** Travail demandé **
D'après l'extrait sur les maladies génétiques les plus répandues, pourquoi la β-thalassémie et la drépanocytose aboutissent-elles toutes deux à une anémie chronique ? Répondez en une à trois phrases.

** Extrait retenu **
------------
Published on 01.07.2026
Les maladies génétiques les plus répandues au monde
Tout commence par une anomalie de l’hémoglobine, la protéine des globules rouges qui transporte l’oxygène dans tout le corps. Dans la β-thalassémie, cette protéine est produite en quantité insuffisante ; dans la drépanocytose, elle est anormale et déforme les globules rouges. Dans les deux cas, le résultat est une anémie chronique et, au fil des années, des atteintes de plusieurs organes.
Ensemble, ces β-hémoglobinopathies constituent les maladies génétiques les plus fréquentes au monde. Des thérapies géniques ont récemment vu le jour et changé la vie de certains patients, mais elles restent complexes, coûteuses et hors de portée d’une grande partie des malades, en particulier dans les pays les plus touchés.
------------
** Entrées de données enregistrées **
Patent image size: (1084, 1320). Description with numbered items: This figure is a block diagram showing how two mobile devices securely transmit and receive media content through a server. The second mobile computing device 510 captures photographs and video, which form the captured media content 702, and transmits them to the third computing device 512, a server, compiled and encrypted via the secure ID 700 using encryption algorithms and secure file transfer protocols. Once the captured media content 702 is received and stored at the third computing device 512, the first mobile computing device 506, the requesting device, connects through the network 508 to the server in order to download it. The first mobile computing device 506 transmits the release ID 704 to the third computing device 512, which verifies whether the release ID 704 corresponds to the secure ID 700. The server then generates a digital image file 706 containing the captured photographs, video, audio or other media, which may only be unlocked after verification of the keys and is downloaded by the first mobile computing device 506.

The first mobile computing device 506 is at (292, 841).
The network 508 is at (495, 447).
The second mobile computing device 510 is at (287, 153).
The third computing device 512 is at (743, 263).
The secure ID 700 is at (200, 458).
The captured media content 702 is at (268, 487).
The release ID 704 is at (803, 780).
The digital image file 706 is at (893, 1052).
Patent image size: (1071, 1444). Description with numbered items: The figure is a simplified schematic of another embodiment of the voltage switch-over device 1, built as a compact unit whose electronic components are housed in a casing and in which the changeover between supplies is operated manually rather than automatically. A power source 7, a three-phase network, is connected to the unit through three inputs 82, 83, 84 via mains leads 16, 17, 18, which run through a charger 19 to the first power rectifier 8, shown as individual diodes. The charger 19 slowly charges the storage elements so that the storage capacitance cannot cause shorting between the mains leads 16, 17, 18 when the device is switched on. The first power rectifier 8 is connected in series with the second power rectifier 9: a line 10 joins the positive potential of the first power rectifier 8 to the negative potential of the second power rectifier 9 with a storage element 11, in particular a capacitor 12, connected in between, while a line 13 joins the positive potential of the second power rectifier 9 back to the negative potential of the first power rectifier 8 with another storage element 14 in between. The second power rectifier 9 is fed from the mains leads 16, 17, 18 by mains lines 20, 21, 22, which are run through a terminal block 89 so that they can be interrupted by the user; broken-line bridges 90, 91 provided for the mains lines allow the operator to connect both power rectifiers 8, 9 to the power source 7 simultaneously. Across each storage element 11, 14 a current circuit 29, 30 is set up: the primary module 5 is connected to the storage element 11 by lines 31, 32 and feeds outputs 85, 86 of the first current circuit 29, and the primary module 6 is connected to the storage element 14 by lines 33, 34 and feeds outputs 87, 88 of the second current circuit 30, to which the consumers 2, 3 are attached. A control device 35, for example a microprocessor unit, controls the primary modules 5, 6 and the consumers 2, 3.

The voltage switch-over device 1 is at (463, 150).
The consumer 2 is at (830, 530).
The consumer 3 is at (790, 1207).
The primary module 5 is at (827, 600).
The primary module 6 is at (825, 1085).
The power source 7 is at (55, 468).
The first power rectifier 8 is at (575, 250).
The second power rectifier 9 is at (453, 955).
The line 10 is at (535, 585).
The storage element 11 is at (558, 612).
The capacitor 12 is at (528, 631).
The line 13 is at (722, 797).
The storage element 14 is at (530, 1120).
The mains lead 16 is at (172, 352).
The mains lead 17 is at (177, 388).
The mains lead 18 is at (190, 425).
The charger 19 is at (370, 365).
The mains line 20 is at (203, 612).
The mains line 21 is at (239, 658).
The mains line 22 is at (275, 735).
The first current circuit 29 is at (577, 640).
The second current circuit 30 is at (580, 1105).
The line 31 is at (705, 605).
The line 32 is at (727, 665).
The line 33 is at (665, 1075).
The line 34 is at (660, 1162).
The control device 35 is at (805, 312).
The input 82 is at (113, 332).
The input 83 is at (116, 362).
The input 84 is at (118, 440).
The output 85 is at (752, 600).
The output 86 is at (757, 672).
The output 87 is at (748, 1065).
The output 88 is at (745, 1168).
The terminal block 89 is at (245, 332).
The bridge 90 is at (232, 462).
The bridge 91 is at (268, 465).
------------
** Réponse attendue **
Les deux maladies reposent sur une anomalie de l'hémoglobine, la protéine des globules rouges qui transporte l'oxygène dans tout le corps. Dans la β-thalassémie, cette protéine est produite en quantité insuffisante. Dans la drépanocytose, elle est anormale et déforme les globules rouges.